Given exercise ▸ The records underneath are to be repeated exactly, with the pictures left out.

begin Record list

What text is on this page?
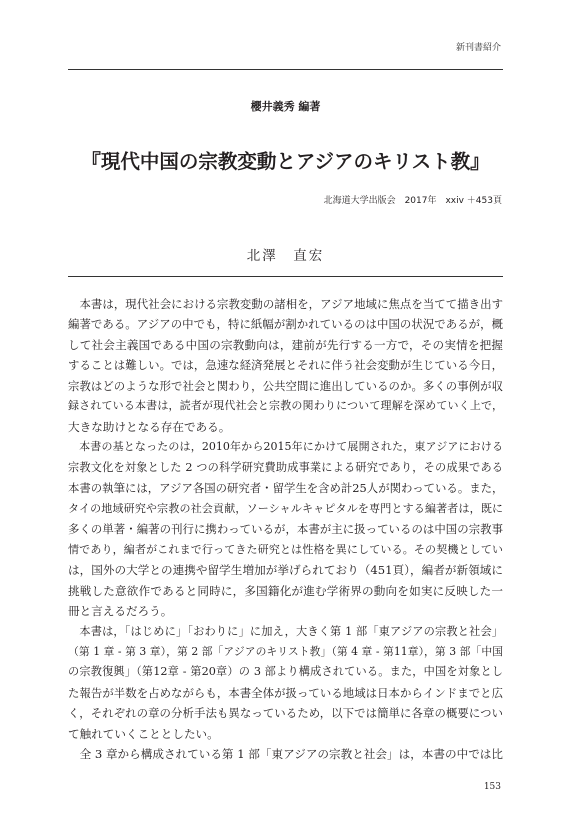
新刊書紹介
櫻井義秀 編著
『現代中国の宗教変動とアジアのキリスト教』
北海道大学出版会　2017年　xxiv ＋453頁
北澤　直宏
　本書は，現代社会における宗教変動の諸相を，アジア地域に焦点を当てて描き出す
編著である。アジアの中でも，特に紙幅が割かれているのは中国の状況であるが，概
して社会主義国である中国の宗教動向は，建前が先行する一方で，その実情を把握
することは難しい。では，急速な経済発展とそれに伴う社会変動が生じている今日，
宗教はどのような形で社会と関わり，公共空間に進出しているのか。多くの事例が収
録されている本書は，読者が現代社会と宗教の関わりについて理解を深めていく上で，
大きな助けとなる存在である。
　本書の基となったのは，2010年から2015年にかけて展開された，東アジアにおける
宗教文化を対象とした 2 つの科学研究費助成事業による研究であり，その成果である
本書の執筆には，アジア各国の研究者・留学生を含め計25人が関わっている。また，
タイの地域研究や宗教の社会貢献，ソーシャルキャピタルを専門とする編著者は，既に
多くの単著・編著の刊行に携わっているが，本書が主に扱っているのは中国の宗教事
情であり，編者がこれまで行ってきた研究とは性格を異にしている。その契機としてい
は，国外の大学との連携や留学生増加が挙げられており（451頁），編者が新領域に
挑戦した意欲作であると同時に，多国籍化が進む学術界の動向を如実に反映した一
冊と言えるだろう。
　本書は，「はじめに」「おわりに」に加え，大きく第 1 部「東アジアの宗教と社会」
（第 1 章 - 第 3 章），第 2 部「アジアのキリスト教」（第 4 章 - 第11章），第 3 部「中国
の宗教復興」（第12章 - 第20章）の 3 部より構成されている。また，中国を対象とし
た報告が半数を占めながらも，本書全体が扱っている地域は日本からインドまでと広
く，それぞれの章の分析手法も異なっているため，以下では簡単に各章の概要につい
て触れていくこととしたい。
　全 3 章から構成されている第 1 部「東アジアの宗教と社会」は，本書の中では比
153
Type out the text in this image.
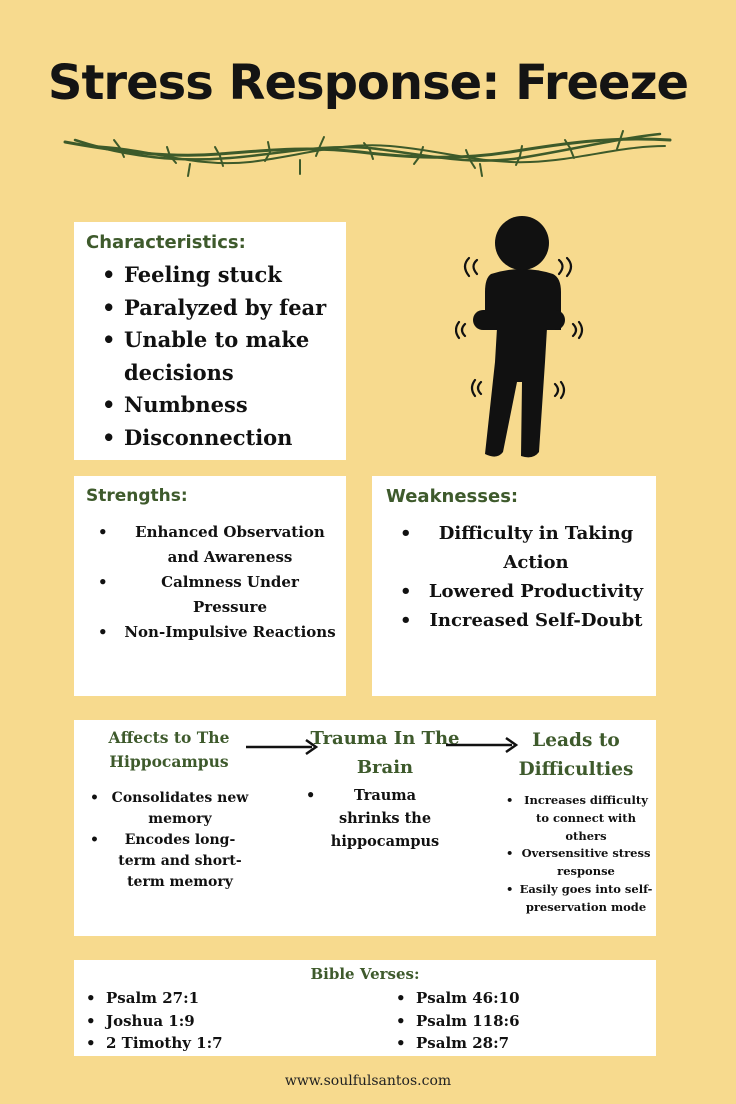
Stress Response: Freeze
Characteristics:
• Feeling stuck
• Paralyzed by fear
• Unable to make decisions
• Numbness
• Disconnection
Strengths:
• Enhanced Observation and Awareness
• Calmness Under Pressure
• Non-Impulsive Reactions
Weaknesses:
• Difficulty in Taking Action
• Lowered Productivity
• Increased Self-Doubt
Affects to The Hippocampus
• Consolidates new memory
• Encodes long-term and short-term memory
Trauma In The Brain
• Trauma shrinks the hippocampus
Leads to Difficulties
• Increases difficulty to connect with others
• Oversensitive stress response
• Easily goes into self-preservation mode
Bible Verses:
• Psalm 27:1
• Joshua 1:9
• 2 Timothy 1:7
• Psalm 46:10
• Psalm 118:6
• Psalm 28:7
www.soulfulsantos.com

end Record list

Answer for the task ▸
What text is on this page?
新刊書紹介
櫻井義秀 編著
『現代中国の宗教変動とアジアのキリスト教』
北海道大学出版会　2017年　xxiv ＋453頁
北澤　直宏
　本書は，現代社会における宗教変動の諸相を，アジア地域に焦点を当てて描き出す
編著である。アジアの中でも，特に紙幅が割かれているのは中国の状況であるが，概
して社会主義国である中国の宗教動向は，建前が先行する一方で，その実情を把握
することは難しい。では，急速な経済発展とそれに伴う社会変動が生じている今日，
宗教はどのような形で社会と関わり，公共空間に進出しているのか。多くの事例が収
録されている本書は，読者が現代社会と宗教の関わりについて理解を深めていく上で，
大きな助けとなる存在である。
　本書の基となったのは，2010年から2015年にかけて展開された，東アジアにおける
宗教文化を対象とした 2 つの科学研究費助成事業による研究であり，その成果である
本書の執筆には，アジア各国の研究者・留学生を含め計25人が関わっている。また，
タイの地域研究や宗教の社会貢献，ソーシャルキャピタルを専門とする編著者は，既に
多くの単著・編著の刊行に携わっているが，本書が主に扱っているのは中国の宗教事
情であり，編者がこれまで行ってきた研究とは性格を異にしている。その契機としてい
は，国外の大学との連携や留学生増加が挙げられており（451頁），編者が新領域に
挑戦した意欲作であると同時に，多国籍化が進む学術界の動向を如実に反映した一
冊と言えるだろう。
　本書は，「はじめに」「おわりに」に加え，大きく第 1 部「東アジアの宗教と社会」
（第 1 章 - 第 3 章），第 2 部「アジアのキリスト教」（第 4 章 - 第11章），第 3 部「中国
の宗教復興」（第12章 - 第20章）の 3 部より構成されている。また，中国を対象とし
た報告が半数を占めながらも，本書全体が扱っている地域は日本からインドまでと広
く，それぞれの章の分析手法も異なっているため，以下では簡単に各章の概要につい
て触れていくこととしたい。
　全 3 章から構成されている第 1 部「東アジアの宗教と社会」は，本書の中では比
153
Type out the text in this image.
Stress Response: Freeze
Characteristics:
• Feeling stuck
• Paralyzed by fear
• Unable to make decisions
• Numbness
• Disconnection
Strengths:
• Enhanced Observation and Awareness
• Calmness Under Pressure
• Non-Impulsive Reactions
Weaknesses:
• Difficulty in Taking Action
• Lowered Productivity
• Increased Self-Doubt
Affects to The Hippocampus
• Consolidates new memory
• Encodes long-term and short-term memory
Trauma In The Brain
• Trauma shrinks the hippocampus
Leads to Difficulties
• Increases difficulty to connect with others
• Oversensitive stress response
• Easily goes into self-preservation mode
Bible Verses:
• Psalm 27:1
• Joshua 1:9
• 2 Timothy 1:7
• Psalm 46:10
• Psalm 118:6
• Psalm 28:7
www.soulfulsantos.com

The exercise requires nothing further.